• EXERCISE: All of the records below must be output exactly, with no pictures carried over.

--- GIVEN DATA ---

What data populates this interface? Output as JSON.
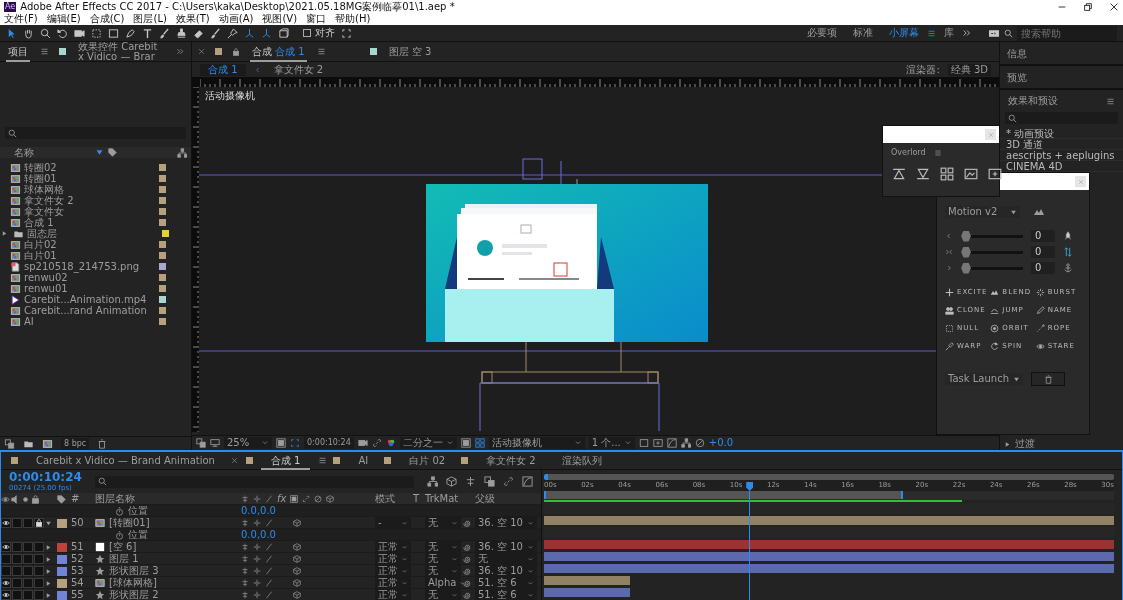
{
  "window": {
    "app_icon": "Ae",
    "title": "Adobe After Effects CC 2017 - C:\\Users\\kaka\\Desktop\\2021.05.18MG案例临摹01\\1.aep *"
  },
  "menu": [
    "文件(F)",
    "编辑(E)",
    "合成(C)",
    "图层(L)",
    "效果(T)",
    "动画(A)",
    "视图(V)",
    "窗口",
    "帮助(H)"
  ],
  "toolbar": {
    "snap_label": "对齐",
    "snap_checked": false,
    "search_placeholder": "搜索帮助",
    "workspaces": [
      {
        "label": "必要项",
        "selected": false
      },
      {
        "label": "标准",
        "selected": false
      },
      {
        "label": "小屏幕",
        "selected": true
      },
      {
        "label": "库",
        "selected": false
      }
    ]
  },
  "project": {
    "tabs": [
      {
        "label": "项目",
        "selected": true
      },
      {
        "label": "效果控件 Carebit x Vidico — Brar",
        "selected": false
      }
    ],
    "name_header": "名称",
    "bpc": "8 bpc",
    "items": [
      {
        "name": "转圈02",
        "kind": "comp",
        "color": "#b5a17e"
      },
      {
        "name": "转圈01",
        "kind": "comp",
        "color": "#b5a17e"
      },
      {
        "name": "球体网格",
        "kind": "comp",
        "color": "#b5a17e"
      },
      {
        "name": "拿文件女 2",
        "kind": "comp",
        "color": "#b5a17e"
      },
      {
        "name": "拿文件女",
        "kind": "comp",
        "color": "#b5a17e"
      },
      {
        "name": "合成 1",
        "kind": "comp",
        "color": "#b5a17e"
      },
      {
        "name": "固态层",
        "kind": "folder",
        "color": "#e3d13a",
        "expanded": false
      },
      {
        "name": "白片02",
        "kind": "comp",
        "color": "#b5a17e"
      },
      {
        "name": "白片01",
        "kind": "comp",
        "color": "#b5a17e"
      },
      {
        "name": "sp210518_214753.png",
        "kind": "image",
        "color": "#a9a6d3"
      },
      {
        "name": "renwu02",
        "kind": "comp",
        "color": "#b5a17e"
      },
      {
        "name": "renwu01",
        "kind": "comp",
        "color": "#b5a17e"
      },
      {
        "name": "Carebit...Animation.mp4",
        "kind": "video",
        "color": "#a6d6cf"
      },
      {
        "name": "Carebit...rand Animation",
        "kind": "comp",
        "color": "#b5a17e"
      },
      {
        "name": "AI",
        "kind": "comp",
        "color": "#b5a17e"
      }
    ]
  },
  "viewer": {
    "tabs": [
      {
        "prefix": "合成",
        "label": "合成 1",
        "selected": true,
        "color": "#b5a17e"
      },
      {
        "prefix": "图层",
        "label": "空 3",
        "selected": false,
        "color": "#a6d6cf"
      }
    ],
    "breadcrumbs": [
      {
        "label": "合成 1",
        "selected": true
      },
      {
        "label": "拿文件女 2",
        "selected": false
      }
    ],
    "renderer_label": "渲染器:",
    "renderer": "经典 3D",
    "camera_label": "活动摄像机",
    "bottom": {
      "zoom": "25%",
      "timecode": "0:00:10:24",
      "resolution": "二分之一",
      "view": "活动摄像机",
      "views": "1 个...",
      "exposure": "+0.0"
    }
  },
  "right_panel": {
    "panels": [
      "信息",
      "预览"
    ],
    "effects_title": "效果和预设",
    "effects": [
      "* 动画预设",
      "3D 通道",
      "aescripts + aeplugins",
      "CINEMA 4D"
    ],
    "last_item": "过渡"
  },
  "overlord": {
    "title": "Overlord"
  },
  "motion": {
    "preset": "Motion v2",
    "task": "Task Launch",
    "sliders": [
      {
        "level": 0,
        "value": "0"
      },
      {
        "level": 0,
        "value": "0"
      },
      {
        "level": 0,
        "value": "0"
      }
    ],
    "buttons": [
      "EXCITE",
      "BLEND",
      "BURST",
      "CLONE",
      "JUMP",
      "NAME",
      "NULL",
      "ORBIT",
      "ROPE",
      "WARP",
      "SPIN",
      "STARE"
    ]
  },
  "timeline": {
    "tabs": [
      {
        "label": "Carebit x Vidico — Brand Animation",
        "kind": "comp",
        "selected": false
      },
      {
        "label": "合成 1",
        "kind": "comp",
        "selected": true
      },
      {
        "label": "AI",
        "kind": "comp",
        "selected": false
      },
      {
        "label": "白片 02",
        "kind": "comp",
        "selected": false
      },
      {
        "label": "拿文件女 2",
        "kind": "comp",
        "selected": false
      },
      {
        "label": "渲染队列",
        "kind": "queue",
        "selected": false
      }
    ],
    "timecode": "0:00:10:24",
    "fps": "00274 (25.00 fps)",
    "headers": {
      "number": "#",
      "layer_name": "图层名称",
      "fx": "fx",
      "mode": "模式",
      "t": "T",
      "trkmat": "TrkMat",
      "parent": "父级"
    },
    "ruler": [
      "00s",
      "02s",
      "04s",
      "06s",
      "08s",
      "10s",
      "12s",
      "14s",
      "16s",
      "18s",
      "20s",
      "22s",
      "24s",
      "26s",
      "28s",
      "30s"
    ],
    "playhead": {
      "level": 0.36
    },
    "work_area": {
      "level": 0.63
    },
    "rows": [
      {
        "kind": "property",
        "name": "位置",
        "value": "0.0,0.0"
      },
      {
        "kind": "comp_layer",
        "number": "50",
        "name": "[转圈01]",
        "color": "#b5a17e",
        "visible": true,
        "locked": true,
        "expanded": true,
        "mode": "-",
        "trkmat": "无",
        "parent": "36. 空 10",
        "level": 1
      },
      {
        "kind": "property",
        "name": "位置",
        "value": "0.0,0.0"
      },
      {
        "kind": "solid_layer",
        "number": "51",
        "name": "[空 6]",
        "color": "#c0403f",
        "visible": true,
        "locked": false,
        "expanded": false,
        "mode": "正常",
        "trkmat": "无",
        "parent": "36. 空 10",
        "level": 1
      },
      {
        "kind": "shape_layer",
        "number": "52",
        "name": "图层 1",
        "color": "#7383d8",
        "visible": false,
        "locked": false,
        "expanded": false,
        "mode": "正常",
        "trkmat": "无",
        "parent": "无",
        "level": 1
      },
      {
        "kind": "shape_layer",
        "number": "53",
        "name": "形状图层 3",
        "color": "#7383d8",
        "visible": false,
        "locked": false,
        "expanded": false,
        "mode": "正常",
        "trkmat": "无",
        "parent": "36. 空 10",
        "level": 1
      },
      {
        "kind": "comp_layer",
        "number": "54",
        "name": "[球体网格]",
        "color": "#b5a17e",
        "visible": true,
        "locked": false,
        "expanded": false,
        "mode": "正常",
        "trkmat": "Alpha",
        "parent": "51. 空 6",
        "level": 0.15
      },
      {
        "kind": "shape_layer",
        "number": "55",
        "name": "形状图层 2",
        "color": "#7383d8",
        "visible": true,
        "locked": false,
        "expanded": false,
        "mode": "正常",
        "trkmat": "无",
        "parent": "51. 空 6",
        "level": 0.15
      }
    ]
  }
}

---

• RESULT:
What data populates this interface? Output as JSON.
{
  "window": {
    "app_icon": "Ae",
    "title": "Adobe After Effects CC 2017 - C:\\Users\\kaka\\Desktop\\2021.05.18MG案例临摹01\\1.aep *"
  },
  "menu": [
    "文件(F)",
    "编辑(E)",
    "合成(C)",
    "图层(L)",
    "效果(T)",
    "动画(A)",
    "视图(V)",
    "窗口",
    "帮助(H)"
  ],
  "toolbar": {
    "snap_label": "对齐",
    "snap_checked": false,
    "search_placeholder": "搜索帮助",
    "workspaces": [
      {
        "label": "必要项",
        "selected": false
      },
      {
        "label": "标准",
        "selected": false
      },
      {
        "label": "小屏幕",
        "selected": true
      },
      {
        "label": "库",
        "selected": false
      }
    ]
  },
  "project": {
    "tabs": [
      {
        "label": "项目",
        "selected": true
      },
      {
        "label": "效果控件 Carebit x Vidico — Brar",
        "selected": false
      }
    ],
    "name_header": "名称",
    "bpc": "8 bpc",
    "items": [
      {
        "name": "转圈02",
        "kind": "comp",
        "color": "#b5a17e"
      },
      {
        "name": "转圈01",
        "kind": "comp",
        "color": "#b5a17e"
      },
      {
        "name": "球体网格",
        "kind": "comp",
        "color": "#b5a17e"
      },
      {
        "name": "拿文件女 2",
        "kind": "comp",
        "color": "#b5a17e"
      },
      {
        "name": "拿文件女",
        "kind": "comp",
        "color": "#b5a17e"
      },
      {
        "name": "合成 1",
        "kind": "comp",
        "color": "#b5a17e"
      },
      {
        "name": "固态层",
        "kind": "folder",
        "color": "#e3d13a",
        "expanded": false
      },
      {
        "name": "白片02",
        "kind": "comp",
        "color": "#b5a17e"
      },
      {
        "name": "白片01",
        "kind": "comp",
        "color": "#b5a17e"
      },
      {
        "name": "sp210518_214753.png",
        "kind": "image",
        "color": "#a9a6d3"
      },
      {
        "name": "renwu02",
        "kind": "comp",
        "color": "#b5a17e"
      },
      {
        "name": "renwu01",
        "kind": "comp",
        "color": "#b5a17e"
      },
      {
        "name": "Carebit...Animation.mp4",
        "kind": "video",
        "color": "#a6d6cf"
      },
      {
        "name": "Carebit...rand Animation",
        "kind": "comp",
        "color": "#b5a17e"
      },
      {
        "name": "AI",
        "kind": "comp",
        "color": "#b5a17e"
      }
    ]
  },
  "viewer": {
    "tabs": [
      {
        "prefix": "合成",
        "label": "合成 1",
        "selected": true,
        "color": "#b5a17e"
      },
      {
        "prefix": "图层",
        "label": "空 3",
        "selected": false,
        "color": "#a6d6cf"
      }
    ],
    "breadcrumbs": [
      {
        "label": "合成 1",
        "selected": true
      },
      {
        "label": "拿文件女 2",
        "selected": false
      }
    ],
    "renderer_label": "渲染器:",
    "renderer": "经典 3D",
    "camera_label": "活动摄像机",
    "bottom": {
      "zoom": "25%",
      "timecode": "0:00:10:24",
      "resolution": "二分之一",
      "view": "活动摄像机",
      "views": "1 个...",
      "exposure": "+0.0"
    }
  },
  "right_panel": {
    "panels": [
      "信息",
      "预览"
    ],
    "effects_title": "效果和预设",
    "effects": [
      "* 动画预设",
      "3D 通道",
      "aescripts + aeplugins",
      "CINEMA 4D"
    ],
    "last_item": "过渡"
  },
  "overlord": {
    "title": "Overlord"
  },
  "motion": {
    "preset": "Motion v2",
    "task": "Task Launch",
    "sliders": [
      {
        "level": 0,
        "value": "0"
      },
      {
        "level": 0,
        "value": "0"
      },
      {
        "level": 0,
        "value": "0"
      }
    ],
    "buttons": [
      "EXCITE",
      "BLEND",
      "BURST",
      "CLONE",
      "JUMP",
      "NAME",
      "NULL",
      "ORBIT",
      "ROPE",
      "WARP",
      "SPIN",
      "STARE"
    ]
  },
  "timeline": {
    "tabs": [
      {
        "label": "Carebit x Vidico — Brand Animation",
        "kind": "comp",
        "selected": false
      },
      {
        "label": "合成 1",
        "kind": "comp",
        "selected": true
      },
      {
        "label": "AI",
        "kind": "comp",
        "selected": false
      },
      {
        "label": "白片 02",
        "kind": "comp",
        "selected": false
      },
      {
        "label": "拿文件女 2",
        "kind": "comp",
        "selected": false
      },
      {
        "label": "渲染队列",
        "kind": "queue",
        "selected": false
      }
    ],
    "timecode": "0:00:10:24",
    "fps": "00274 (25.00 fps)",
    "headers": {
      "number": "#",
      "layer_name": "图层名称",
      "fx": "fx",
      "mode": "模式",
      "t": "T",
      "trkmat": "TrkMat",
      "parent": "父级"
    },
    "ruler": [
      "00s",
      "02s",
      "04s",
      "06s",
      "08s",
      "10s",
      "12s",
      "14s",
      "16s",
      "18s",
      "20s",
      "22s",
      "24s",
      "26s",
      "28s",
      "30s"
    ],
    "playhead": {
      "level": 0.36
    },
    "work_area": {
      "level": 0.63
    },
    "rows": [
      {
        "kind": "property",
        "name": "位置",
        "value": "0.0,0.0"
      },
      {
        "kind": "comp_layer",
        "number": "50",
        "name": "[转圈01]",
        "color": "#b5a17e",
        "visible": true,
        "locked": true,
        "expanded": true,
        "mode": "-",
        "trkmat": "无",
        "parent": "36. 空 10",
        "level": 1
      },
      {
        "kind": "property",
        "name": "位置",
        "value": "0.0,0.0"
      },
      {
        "kind": "solid_layer",
        "number": "51",
        "name": "[空 6]",
        "color": "#c0403f",
        "visible": true,
        "locked": false,
        "expanded": false,
        "mode": "正常",
        "trkmat": "无",
        "parent": "36. 空 10",
        "level": 1
      },
      {
        "kind": "shape_layer",
        "number": "52",
        "name": "图层 1",
        "color": "#7383d8",
        "visible": false,
        "locked": false,
        "expanded": false,
        "mode": "正常",
        "trkmat": "无",
        "parent": "无",
        "level": 1
      },
      {
        "kind": "shape_layer",
        "number": "53",
        "name": "形状图层 3",
        "color": "#7383d8",
        "visible": false,
        "locked": false,
        "expanded": false,
        "mode": "正常",
        "trkmat": "无",
        "parent": "36. 空 10",
        "level": 1
      },
      {
        "kind": "comp_layer",
        "number": "54",
        "name": "[球体网格]",
        "color": "#b5a17e",
        "visible": true,
        "locked": false,
        "expanded": false,
        "mode": "正常",
        "trkmat": "Alpha",
        "parent": "51. 空 6",
        "level": 0.15
      },
      {
        "kind": "shape_layer",
        "number": "55",
        "name": "形状图层 2",
        "color": "#7383d8",
        "visible": true,
        "locked": false,
        "expanded": false,
        "mode": "正常",
        "trkmat": "无",
        "parent": "51. 空 6",
        "level": 0.15
      }
    ]
  }
}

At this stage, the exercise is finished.